What you should do:
Output the entries verbatim, including every line.

(Excerpt from a dataset)
## begin
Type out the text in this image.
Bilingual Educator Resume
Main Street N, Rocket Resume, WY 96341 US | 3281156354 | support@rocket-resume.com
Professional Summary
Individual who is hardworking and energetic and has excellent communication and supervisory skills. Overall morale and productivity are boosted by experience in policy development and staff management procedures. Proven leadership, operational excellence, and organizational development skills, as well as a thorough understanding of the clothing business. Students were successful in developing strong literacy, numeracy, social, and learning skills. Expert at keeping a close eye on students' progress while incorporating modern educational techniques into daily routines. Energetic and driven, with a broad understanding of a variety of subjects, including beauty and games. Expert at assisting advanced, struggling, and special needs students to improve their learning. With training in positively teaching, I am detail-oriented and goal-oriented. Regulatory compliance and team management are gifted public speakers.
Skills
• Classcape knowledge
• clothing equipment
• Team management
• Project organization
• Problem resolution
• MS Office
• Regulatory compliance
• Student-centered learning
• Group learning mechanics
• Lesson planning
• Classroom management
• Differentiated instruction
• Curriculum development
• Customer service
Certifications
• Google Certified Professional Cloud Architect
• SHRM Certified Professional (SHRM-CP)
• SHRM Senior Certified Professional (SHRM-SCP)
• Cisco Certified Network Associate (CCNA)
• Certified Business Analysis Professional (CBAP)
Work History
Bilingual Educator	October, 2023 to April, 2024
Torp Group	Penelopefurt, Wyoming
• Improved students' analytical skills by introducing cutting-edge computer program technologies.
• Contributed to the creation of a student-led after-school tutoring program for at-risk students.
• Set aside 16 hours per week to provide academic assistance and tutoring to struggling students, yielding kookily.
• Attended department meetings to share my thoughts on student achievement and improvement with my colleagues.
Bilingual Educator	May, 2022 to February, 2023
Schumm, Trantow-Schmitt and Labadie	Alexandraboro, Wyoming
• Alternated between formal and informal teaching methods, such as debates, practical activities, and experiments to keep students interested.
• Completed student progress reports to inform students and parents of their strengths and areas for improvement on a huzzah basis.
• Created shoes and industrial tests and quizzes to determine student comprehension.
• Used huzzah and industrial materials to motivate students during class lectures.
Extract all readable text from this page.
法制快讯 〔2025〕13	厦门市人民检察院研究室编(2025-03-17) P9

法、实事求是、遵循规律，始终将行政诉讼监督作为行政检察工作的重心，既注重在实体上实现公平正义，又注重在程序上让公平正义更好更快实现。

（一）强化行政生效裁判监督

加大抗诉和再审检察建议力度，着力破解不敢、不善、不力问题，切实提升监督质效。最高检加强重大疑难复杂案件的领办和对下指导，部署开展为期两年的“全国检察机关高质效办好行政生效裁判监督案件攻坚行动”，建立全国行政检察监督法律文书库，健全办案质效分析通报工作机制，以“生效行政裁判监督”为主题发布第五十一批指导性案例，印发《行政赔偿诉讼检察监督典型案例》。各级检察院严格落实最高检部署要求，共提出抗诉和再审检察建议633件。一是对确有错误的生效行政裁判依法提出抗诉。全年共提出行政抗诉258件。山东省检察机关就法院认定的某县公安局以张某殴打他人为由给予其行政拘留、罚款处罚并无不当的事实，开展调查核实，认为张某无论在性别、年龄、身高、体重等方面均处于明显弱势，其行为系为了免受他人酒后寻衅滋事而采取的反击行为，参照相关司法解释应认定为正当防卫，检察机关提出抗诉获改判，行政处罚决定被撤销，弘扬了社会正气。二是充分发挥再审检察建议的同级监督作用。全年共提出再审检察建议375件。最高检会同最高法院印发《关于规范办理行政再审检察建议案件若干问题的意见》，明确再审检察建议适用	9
## end
Full response:
Type out the text in this image.
Bilingual Educator Resume
Main Street N, Rocket Resume, WY 96341 US | 3281156354 | support@rocket-resume.com
Professional Summary
Individual who is hardworking and energetic and has excellent communication and supervisory skills. Overall morale and productivity are boosted by experience in policy development and staff management procedures. Proven leadership, operational excellence, and organizational development skills, as well as a thorough understanding of the clothing business. Students were successful in developing strong literacy, numeracy, social, and learning skills. Expert at keeping a close eye on students' progress while incorporating modern educational techniques into daily routines. Energetic and driven, with a broad understanding of a variety of subjects, including beauty and games. Expert at assisting advanced, struggling, and special needs students to improve their learning. With training in positively teaching, I am detail-oriented and goal-oriented. Regulatory compliance and team management are gifted public speakers.
Skills
• Classcape knowledge
• clothing equipment
• Team management
• Project organization
• Problem resolution
• MS Office
• Regulatory compliance
• Student-centered learning
• Group learning mechanics
• Lesson planning
• Classroom management
• Differentiated instruction
• Curriculum development
• Customer service
Certifications
• Google Certified Professional Cloud Architect
• SHRM Certified Professional (SHRM-CP)
• SHRM Senior Certified Professional (SHRM-SCP)
• Cisco Certified Network Associate (CCNA)
• Certified Business Analysis Professional (CBAP)
Work History
Bilingual Educator	October, 2023 to April, 2024
Torp Group	Penelopefurt, Wyoming
• Improved students' analytical skills by introducing cutting-edge computer program technologies.
• Contributed to the creation of a student-led after-school tutoring program for at-risk students.
• Set aside 16 hours per week to provide academic assistance and tutoring to struggling students, yielding kookily.
• Attended department meetings to share my thoughts on student achievement and improvement with my colleagues.
Bilingual Educator	May, 2022 to February, 2023
Schumm, Trantow-Schmitt and Labadie	Alexandraboro, Wyoming
• Alternated between formal and informal teaching methods, such as debates, practical activities, and experiments to keep students interested.
• Completed student progress reports to inform students and parents of their strengths and areas for improvement on a huzzah basis.
• Created shoes and industrial tests and quizzes to determine student comprehension.
• Used huzzah and industrial materials to motivate students during class lectures.
Extract all readable text from this page.
法制快讯 〔2025〕13	厦门市人民检察院研究室编(2025-03-17) P9

法、实事求是、遵循规律，始终将行政诉讼监督作为行政检察工作的重心，既注重在实体上实现公平正义，又注重在程序上让公平正义更好更快实现。

（一）强化行政生效裁判监督

加大抗诉和再审检察建议力度，着力破解不敢、不善、不力问题，切实提升监督质效。最高检加强重大疑难复杂案件的领办和对下指导，部署开展为期两年的“全国检察机关高质效办好行政生效裁判监督案件攻坚行动”，建立全国行政检察监督法律文书库，健全办案质效分析通报工作机制，以“生效行政裁判监督”为主题发布第五十一批指导性案例，印发《行政赔偿诉讼检察监督典型案例》。各级检察院严格落实最高检部署要求，共提出抗诉和再审检察建议633件。一是对确有错误的生效行政裁判依法提出抗诉。全年共提出行政抗诉258件。山东省检察机关就法院认定的某县公安局以张某殴打他人为由给予其行政拘留、罚款处罚并无不当的事实，开展调查核实，认为张某无论在性别、年龄、身高、体重等方面均处于明显弱势，其行为系为了免受他人酒后寻衅滋事而采取的反击行为，参照相关司法解释应认定为正当防卫，检察机关提出抗诉获改判，行政处罚决定被撤销，弘扬了社会正气。二是充分发挥再审检察建议的同级监督作用。全年共提出再审检察建议375件。最高检会同最高法院印发《关于规范办理行政再审检察建议案件若干问题的意见》，明确再审检察建议适用	9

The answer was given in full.